- _WHAT YOU SHOULD DO_: Leave out any pictures and transcribe all other data below exactly.

** start **

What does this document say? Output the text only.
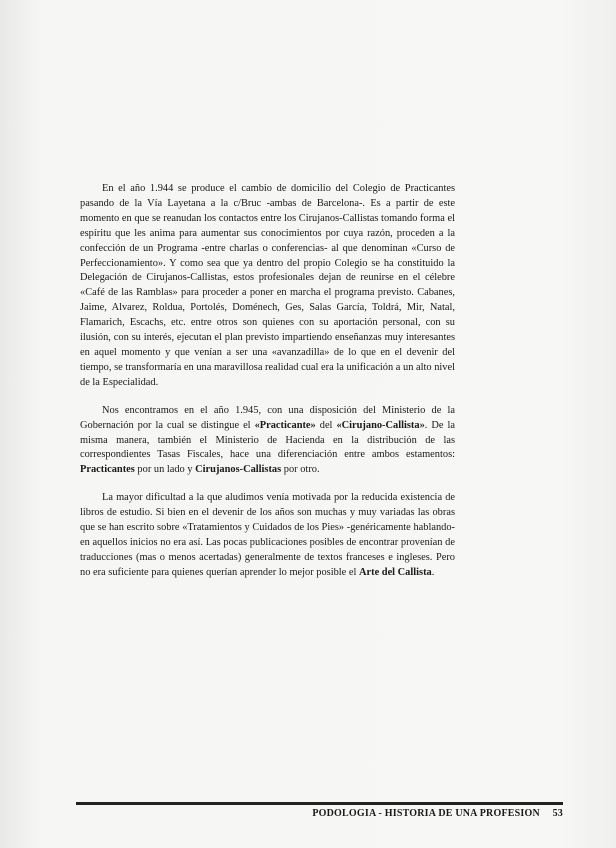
En el año 1.944 se produce el cambio de domicilio del Colegio de Practicantes pasando de la Vía Layetana a la c/Bruc -ambas de Barcelona-. Es a partir de este momento en que se reanudan los contactos entre los Cirujanos-Callistas tomando forma el espíritu que les anima para aumentar sus conocimientos por cuya razón, proceden a la confección de un Programa -entre charlas o conferencias- al que denominan «Curso de Perfeccionamiento». Y como sea que ya dentro del propio Colegio se ha constituido la Delegación de Cirujanos-Callistas, estos profesionales dejan de reunirse en el célebre «Café de las Ramblas» para proceder a poner en marcha el programa previsto. Cabanes, Jaime, Alvarez, Roldua, Portolés, Doménech, Ges, Salas García, Toldrá, Mir, Natal, Flamarich, Escachs, etc. entre otros son quienes con su aportación personal, con su ilusión, con su interés, ejecutan el plan previsto impartiendo enseñanzas muy interesantes en aquel momento y que venían a ser una «avanzadilla» de lo que en el devenir del tiempo, se transformaría en una maravillosa realidad cual era la unificación a un alto nivel de la Especialidad.

Nos encontramos en el año 1.945, con una disposición del Ministerio de la Gobernación por la cual se distingue el «Practicante» del «Cirujano-Callista». De la misma manera, también el Ministerio de Hacienda en la distribución de las correspondientes Tasas Fiscales, hace una diferenciación entre ambos estamentos: Practicantes por un lado y Cirujanos-Callistas por otro.

La mayor dificultad a la que aludimos venía motivada por la reducida existencia de libros de estudio. Si bien en el devenir de los años son muchas y muy variadas las obras que se han escrito sobre «Tratamientos y Cuidados de los Pies» -genéricamente hablando- en aquellos inicios no era así. Las pocas publicaciones posibles de encontrar provenían de traducciones (mas o menos acertadas) generalmente de textos franceses e ingleses. Pero no era suficiente para quienes querían aprender lo mejor posible el Arte del Callista.

PODOLOGIA - HISTORIA DE UNA PROFESION 53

** end **

- _TASK SOLUTION_:
What does this document say? Output the text only.
En el año 1.944 se produce el cambio de domicilio del Colegio de Practicantes pasando de la Vía Layetana a la c/Bruc -ambas de Barcelona-. Es a partir de este momento en que se reanudan los contactos entre los Cirujanos-Callistas tomando forma el espíritu que les anima para aumentar sus conocimientos por cuya razón, proceden a la confección de un Programa -entre charlas o conferencias- al que denominan «Curso de Perfeccionamiento». Y como sea que ya dentro del propio Colegio se ha constituido la Delegación de Cirujanos-Callistas, estos profesionales dejan de reunirse en el célebre «Café de las Ramblas» para proceder a poner en marcha el programa previsto. Cabanes, Jaime, Alvarez, Roldua, Portolés, Doménech, Ges, Salas García, Toldrá, Mir, Natal, Flamarich, Escachs, etc. entre otros son quienes con su aportación personal, con su ilusión, con su interés, ejecutan el plan previsto impartiendo enseñanzas muy interesantes en aquel momento y que venían a ser una «avanzadilla» de lo que en el devenir del tiempo, se transformaría en una maravillosa realidad cual era la unificación a un alto nivel de la Especialidad.

Nos encontramos en el año 1.945, con una disposición del Ministerio de la Gobernación por la cual se distingue el «Practicante» del «Cirujano-Callista». De la misma manera, también el Ministerio de Hacienda en la distribución de las correspondientes Tasas Fiscales, hace una diferenciación entre ambos estamentos: Practicantes por un lado y Cirujanos-Callistas por otro.

La mayor dificultad a la que aludimos venía motivada por la reducida existencia de libros de estudio. Si bien en el devenir de los años son muchas y muy variadas las obras que se han escrito sobre «Tratamientos y Cuidados de los Pies» -genéricamente hablando- en aquellos inicios no era así. Las pocas publicaciones posibles de encontrar provenían de traducciones (mas o menos acertadas) generalmente de textos franceses e ingleses. Pero no era suficiente para quienes querían aprender lo mejor posible el Arte del Callista.

PODOLOGIA - HISTORIA DE UNA PROFESION 53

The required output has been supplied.